ITEMS:
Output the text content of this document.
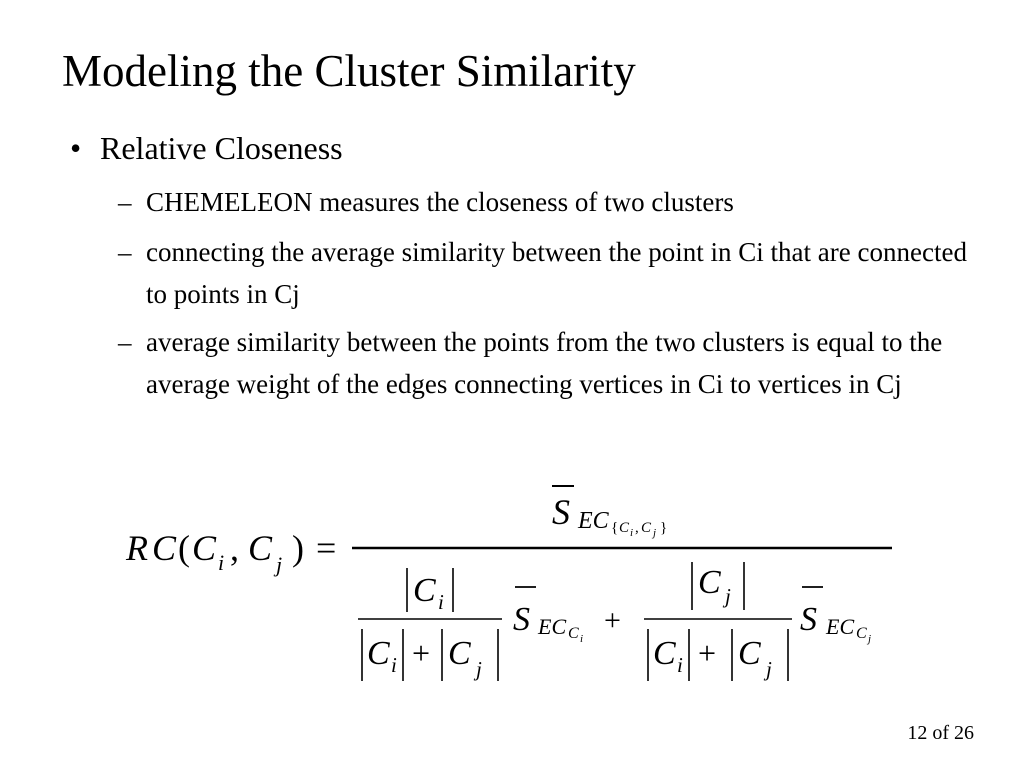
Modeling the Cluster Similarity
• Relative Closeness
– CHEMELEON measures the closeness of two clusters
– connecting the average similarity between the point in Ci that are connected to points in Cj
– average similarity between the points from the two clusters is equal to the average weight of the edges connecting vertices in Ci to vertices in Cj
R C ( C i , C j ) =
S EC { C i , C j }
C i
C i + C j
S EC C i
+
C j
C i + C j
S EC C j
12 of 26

* * *

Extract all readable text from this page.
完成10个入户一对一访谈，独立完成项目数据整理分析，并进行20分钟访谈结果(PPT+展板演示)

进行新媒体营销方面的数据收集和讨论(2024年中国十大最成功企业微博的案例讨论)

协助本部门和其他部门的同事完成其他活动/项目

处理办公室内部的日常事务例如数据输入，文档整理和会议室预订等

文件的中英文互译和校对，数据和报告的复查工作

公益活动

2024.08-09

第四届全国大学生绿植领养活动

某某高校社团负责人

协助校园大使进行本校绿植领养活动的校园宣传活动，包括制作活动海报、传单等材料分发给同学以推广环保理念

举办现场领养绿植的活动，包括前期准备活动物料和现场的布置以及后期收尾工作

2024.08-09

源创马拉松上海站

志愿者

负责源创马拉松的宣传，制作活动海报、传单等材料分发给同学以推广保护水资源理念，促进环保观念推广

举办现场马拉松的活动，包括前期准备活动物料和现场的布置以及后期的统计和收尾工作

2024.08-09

DIRECTIONS FOR THIS TASK:
Search the data above for the string "points" and return every line that has it.

RESULT OF THE EXERCISE:
– connecting the average similarity between the point in Ci that are connected to points in Cj
– average similarity between the points from the two clusters is equal to the average weight of the edges connecting vertices in Ci to vertices in Cj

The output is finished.